Every entry below must appear again, exactly as written.

* **ENTRIES**
▬▬▬▬▬▬
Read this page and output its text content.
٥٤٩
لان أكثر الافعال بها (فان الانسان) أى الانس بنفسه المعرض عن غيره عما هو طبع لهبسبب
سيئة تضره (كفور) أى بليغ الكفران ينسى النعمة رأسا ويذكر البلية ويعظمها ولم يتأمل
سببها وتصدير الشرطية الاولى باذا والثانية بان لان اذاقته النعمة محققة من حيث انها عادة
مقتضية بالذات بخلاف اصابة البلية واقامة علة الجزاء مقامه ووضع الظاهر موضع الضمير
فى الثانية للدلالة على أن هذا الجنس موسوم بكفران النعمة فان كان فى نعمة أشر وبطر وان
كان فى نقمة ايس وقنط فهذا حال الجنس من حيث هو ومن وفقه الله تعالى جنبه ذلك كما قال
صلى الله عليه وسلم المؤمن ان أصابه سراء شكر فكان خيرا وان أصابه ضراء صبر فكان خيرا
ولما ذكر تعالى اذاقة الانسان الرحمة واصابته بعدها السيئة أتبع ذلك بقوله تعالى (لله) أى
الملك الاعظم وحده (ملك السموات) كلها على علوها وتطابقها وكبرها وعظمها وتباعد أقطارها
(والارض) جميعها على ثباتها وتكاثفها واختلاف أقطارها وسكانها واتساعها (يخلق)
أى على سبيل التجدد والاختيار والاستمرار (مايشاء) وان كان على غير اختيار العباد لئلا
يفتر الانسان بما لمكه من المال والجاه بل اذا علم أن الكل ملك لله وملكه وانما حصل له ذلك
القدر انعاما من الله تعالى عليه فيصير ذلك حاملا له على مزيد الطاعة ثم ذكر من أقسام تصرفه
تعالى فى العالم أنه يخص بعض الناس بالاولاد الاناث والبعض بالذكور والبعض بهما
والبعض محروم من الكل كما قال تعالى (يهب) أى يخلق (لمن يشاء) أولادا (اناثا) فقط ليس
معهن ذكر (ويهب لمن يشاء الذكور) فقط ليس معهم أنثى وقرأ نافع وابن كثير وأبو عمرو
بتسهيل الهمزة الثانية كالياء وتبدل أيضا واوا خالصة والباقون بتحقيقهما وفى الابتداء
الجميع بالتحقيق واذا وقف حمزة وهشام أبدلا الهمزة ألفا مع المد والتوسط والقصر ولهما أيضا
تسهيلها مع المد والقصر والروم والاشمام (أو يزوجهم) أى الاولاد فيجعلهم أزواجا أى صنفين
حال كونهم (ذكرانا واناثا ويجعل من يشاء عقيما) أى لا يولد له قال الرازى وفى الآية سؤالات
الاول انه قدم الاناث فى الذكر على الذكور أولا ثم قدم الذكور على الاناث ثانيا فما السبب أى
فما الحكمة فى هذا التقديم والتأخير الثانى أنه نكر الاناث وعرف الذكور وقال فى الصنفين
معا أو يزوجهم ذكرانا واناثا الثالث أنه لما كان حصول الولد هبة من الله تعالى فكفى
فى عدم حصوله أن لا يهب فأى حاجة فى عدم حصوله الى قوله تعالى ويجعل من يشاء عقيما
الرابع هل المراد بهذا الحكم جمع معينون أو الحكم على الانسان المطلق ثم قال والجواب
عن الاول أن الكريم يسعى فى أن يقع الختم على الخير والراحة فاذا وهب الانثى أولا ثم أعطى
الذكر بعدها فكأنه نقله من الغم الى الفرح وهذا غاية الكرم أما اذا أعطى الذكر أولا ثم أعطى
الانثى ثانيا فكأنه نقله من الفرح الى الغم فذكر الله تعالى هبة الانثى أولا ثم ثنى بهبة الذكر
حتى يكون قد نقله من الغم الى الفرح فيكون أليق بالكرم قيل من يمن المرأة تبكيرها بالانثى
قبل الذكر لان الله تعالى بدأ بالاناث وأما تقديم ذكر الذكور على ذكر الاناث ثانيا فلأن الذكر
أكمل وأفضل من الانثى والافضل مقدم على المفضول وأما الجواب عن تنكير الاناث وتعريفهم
▬▬▬▬▬▬
* **OUTPUT**
Read this page and output its text content.
٥٤٩
لان أكثر الافعال بها (فان الانسان) أى الانس بنفسه المعرض عن غيره عما هو طبع لهبسبب
سيئة تضره (كفور) أى بليغ الكفران ينسى النعمة رأسا ويذكر البلية ويعظمها ولم يتأمل
سببها وتصدير الشرطية الاولى باذا والثانية بان لان اذاقته النعمة محققة من حيث انها عادة
مقتضية بالذات بخلاف اصابة البلية واقامة علة الجزاء مقامه ووضع الظاهر موضع الضمير
فى الثانية للدلالة على أن هذا الجنس موسوم بكفران النعمة فان كان فى نعمة أشر وبطر وان
كان فى نقمة ايس وقنط فهذا حال الجنس من حيث هو ومن وفقه الله تعالى جنبه ذلك كما قال
صلى الله عليه وسلم المؤمن ان أصابه سراء شكر فكان خيرا وان أصابه ضراء صبر فكان خيرا
ولما ذكر تعالى اذاقة الانسان الرحمة واصابته بعدها السيئة أتبع ذلك بقوله تعالى (لله) أى
الملك الاعظم وحده (ملك السموات) كلها على علوها وتطابقها وكبرها وعظمها وتباعد أقطارها
(والارض) جميعها على ثباتها وتكاثفها واختلاف أقطارها وسكانها واتساعها (يخلق)
أى على سبيل التجدد والاختيار والاستمرار (مايشاء) وان كان على غير اختيار العباد لئلا
يفتر الانسان بما لمكه من المال والجاه بل اذا علم أن الكل ملك لله وملكه وانما حصل له ذلك
القدر انعاما من الله تعالى عليه فيصير ذلك حاملا له على مزيد الطاعة ثم ذكر من أقسام تصرفه
تعالى فى العالم أنه يخص بعض الناس بالاولاد الاناث والبعض بالذكور والبعض بهما
والبعض محروم من الكل كما قال تعالى (يهب) أى يخلق (لمن يشاء) أولادا (اناثا) فقط ليس
معهن ذكر (ويهب لمن يشاء الذكور) فقط ليس معهم أنثى وقرأ نافع وابن كثير وأبو عمرو
بتسهيل الهمزة الثانية كالياء وتبدل أيضا واوا خالصة والباقون بتحقيقهما وفى الابتداء
الجميع بالتحقيق واذا وقف حمزة وهشام أبدلا الهمزة ألفا مع المد والتوسط والقصر ولهما أيضا
تسهيلها مع المد والقصر والروم والاشمام (أو يزوجهم) أى الاولاد فيجعلهم أزواجا أى صنفين
حال كونهم (ذكرانا واناثا ويجعل من يشاء عقيما) أى لا يولد له قال الرازى وفى الآية سؤالات
الاول انه قدم الاناث فى الذكر على الذكور أولا ثم قدم الذكور على الاناث ثانيا فما السبب أى
فما الحكمة فى هذا التقديم والتأخير الثانى أنه نكر الاناث وعرف الذكور وقال فى الصنفين
معا أو يزوجهم ذكرانا واناثا الثالث أنه لما كان حصول الولد هبة من الله تعالى فكفى
فى عدم حصوله أن لا يهب فأى حاجة فى عدم حصوله الى قوله تعالى ويجعل من يشاء عقيما
الرابع هل المراد بهذا الحكم جمع معينون أو الحكم على الانسان المطلق ثم قال والجواب
عن الاول أن الكريم يسعى فى أن يقع الختم على الخير والراحة فاذا وهب الانثى أولا ثم أعطى
الذكر بعدها فكأنه نقله من الغم الى الفرح وهذا غاية الكرم أما اذا أعطى الذكر أولا ثم أعطى
الانثى ثانيا فكأنه نقله من الفرح الى الغم فذكر الله تعالى هبة الانثى أولا ثم ثنى بهبة الذكر
حتى يكون قد نقله من الغم الى الفرح فيكون أليق بالكرم قيل من يمن المرأة تبكيرها بالانثى
قبل الذكر لان الله تعالى بدأ بالاناث وأما تقديم ذكر الذكور على ذكر الاناث ثانيا فلأن الذكر
أكمل وأفضل من الانثى والافضل مقدم على المفضول وأما الجواب عن تنكير الاناث وتعريفهم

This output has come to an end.